Problem requirements: From the listing below, extract every line containing "this".
[Begin Information given]
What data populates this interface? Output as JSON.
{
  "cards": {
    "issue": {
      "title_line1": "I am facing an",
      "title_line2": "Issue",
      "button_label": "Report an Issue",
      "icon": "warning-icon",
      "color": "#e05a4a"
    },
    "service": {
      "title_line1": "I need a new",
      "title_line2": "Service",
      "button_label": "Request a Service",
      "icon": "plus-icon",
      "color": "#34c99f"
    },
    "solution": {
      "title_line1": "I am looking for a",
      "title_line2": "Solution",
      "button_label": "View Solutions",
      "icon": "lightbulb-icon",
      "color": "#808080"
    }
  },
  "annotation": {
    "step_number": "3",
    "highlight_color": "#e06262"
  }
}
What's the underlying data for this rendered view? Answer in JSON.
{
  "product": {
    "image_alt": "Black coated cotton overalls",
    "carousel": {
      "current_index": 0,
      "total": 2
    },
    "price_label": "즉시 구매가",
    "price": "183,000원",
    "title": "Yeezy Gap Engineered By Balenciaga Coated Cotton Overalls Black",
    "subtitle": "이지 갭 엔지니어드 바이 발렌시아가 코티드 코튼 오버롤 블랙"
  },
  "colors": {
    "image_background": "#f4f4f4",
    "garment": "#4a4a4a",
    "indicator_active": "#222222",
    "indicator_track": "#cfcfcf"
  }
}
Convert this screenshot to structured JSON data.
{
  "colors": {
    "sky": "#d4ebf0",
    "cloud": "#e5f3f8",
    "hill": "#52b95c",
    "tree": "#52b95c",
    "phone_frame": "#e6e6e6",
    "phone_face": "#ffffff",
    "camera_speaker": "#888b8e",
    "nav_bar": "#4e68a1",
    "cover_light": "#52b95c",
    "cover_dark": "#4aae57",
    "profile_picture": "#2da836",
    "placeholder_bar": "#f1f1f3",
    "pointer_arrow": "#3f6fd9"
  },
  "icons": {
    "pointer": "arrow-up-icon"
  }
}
[End Information given]
Finished exercise:
What data populates this interface? Output as JSON.
What's the underlying data for this rendered view? Answer in JSON.
Convert this screenshot to structured JSON data.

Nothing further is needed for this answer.